-- Start of RECORDS FOR THIS TASK --

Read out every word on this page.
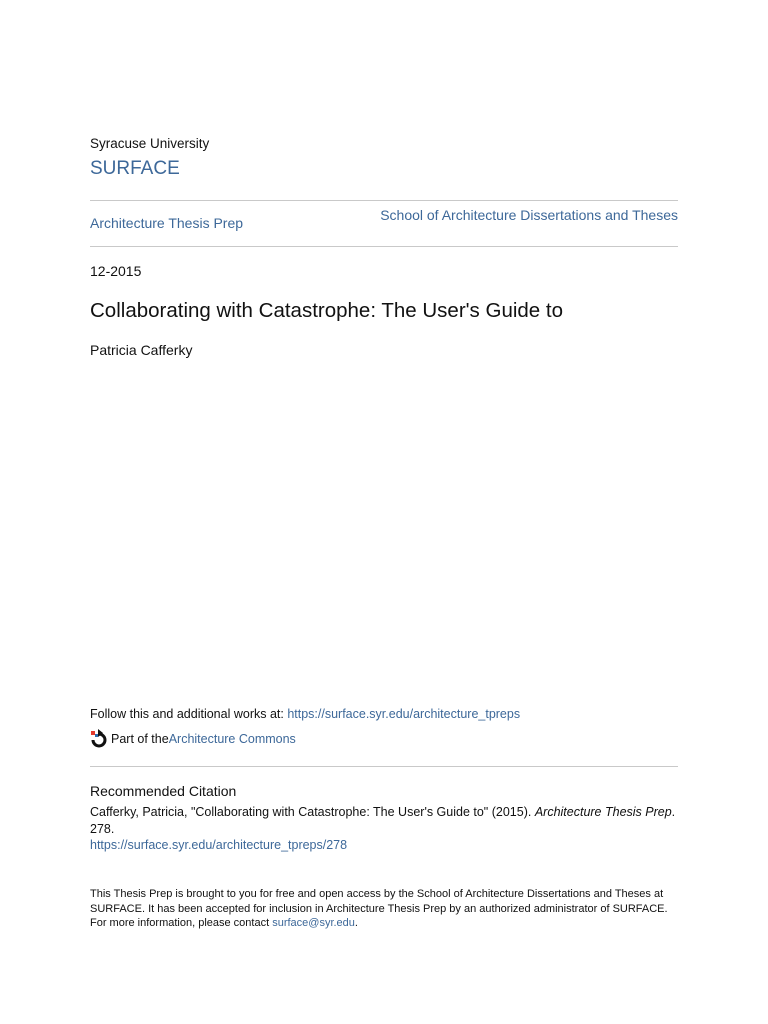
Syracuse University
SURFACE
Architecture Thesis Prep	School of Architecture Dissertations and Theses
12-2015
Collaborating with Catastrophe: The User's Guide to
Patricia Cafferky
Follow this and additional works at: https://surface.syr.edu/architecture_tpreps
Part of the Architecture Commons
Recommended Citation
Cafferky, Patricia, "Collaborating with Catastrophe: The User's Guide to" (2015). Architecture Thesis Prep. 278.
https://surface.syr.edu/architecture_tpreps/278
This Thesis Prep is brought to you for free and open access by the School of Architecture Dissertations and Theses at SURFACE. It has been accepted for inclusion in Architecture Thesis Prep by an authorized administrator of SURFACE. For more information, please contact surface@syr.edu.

-- End of RECORDS FOR THIS TASK --
-- Start of RECORDS FOR THIS TASK --

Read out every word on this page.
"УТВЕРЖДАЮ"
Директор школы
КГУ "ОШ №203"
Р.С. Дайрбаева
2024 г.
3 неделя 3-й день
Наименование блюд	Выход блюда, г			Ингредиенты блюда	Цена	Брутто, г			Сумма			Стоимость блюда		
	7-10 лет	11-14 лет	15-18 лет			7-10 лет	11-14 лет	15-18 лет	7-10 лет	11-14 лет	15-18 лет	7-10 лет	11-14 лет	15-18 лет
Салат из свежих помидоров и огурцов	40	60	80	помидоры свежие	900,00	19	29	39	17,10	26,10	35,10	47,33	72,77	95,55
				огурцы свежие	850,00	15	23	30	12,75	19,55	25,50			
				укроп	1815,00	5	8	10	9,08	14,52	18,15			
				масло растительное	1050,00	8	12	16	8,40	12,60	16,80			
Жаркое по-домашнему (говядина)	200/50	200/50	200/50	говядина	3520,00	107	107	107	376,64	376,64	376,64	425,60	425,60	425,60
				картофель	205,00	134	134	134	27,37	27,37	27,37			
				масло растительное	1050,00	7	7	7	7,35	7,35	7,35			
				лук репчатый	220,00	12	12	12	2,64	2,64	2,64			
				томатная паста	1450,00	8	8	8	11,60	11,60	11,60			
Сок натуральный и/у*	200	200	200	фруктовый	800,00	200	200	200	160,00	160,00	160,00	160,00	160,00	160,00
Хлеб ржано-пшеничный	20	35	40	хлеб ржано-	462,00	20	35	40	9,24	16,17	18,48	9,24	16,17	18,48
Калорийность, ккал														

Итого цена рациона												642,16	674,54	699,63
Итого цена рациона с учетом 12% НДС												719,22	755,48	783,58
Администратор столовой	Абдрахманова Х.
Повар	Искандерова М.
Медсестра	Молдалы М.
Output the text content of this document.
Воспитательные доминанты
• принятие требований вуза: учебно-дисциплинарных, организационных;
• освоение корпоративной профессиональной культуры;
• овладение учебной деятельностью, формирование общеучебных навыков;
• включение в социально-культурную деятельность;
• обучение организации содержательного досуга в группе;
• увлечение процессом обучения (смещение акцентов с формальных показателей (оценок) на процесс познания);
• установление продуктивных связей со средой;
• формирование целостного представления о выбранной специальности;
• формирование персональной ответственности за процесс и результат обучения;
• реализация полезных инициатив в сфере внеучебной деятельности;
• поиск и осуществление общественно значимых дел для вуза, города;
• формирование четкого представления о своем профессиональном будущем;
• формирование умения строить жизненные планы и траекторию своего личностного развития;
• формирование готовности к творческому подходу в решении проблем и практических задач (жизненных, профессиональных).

-- End of RECORDS FOR THIS TASK --

=== YOUR TASK ===
Each line that contains the string "User" counts once; report how many such lines the entries have, giving only the number.

=== RESULT ===
2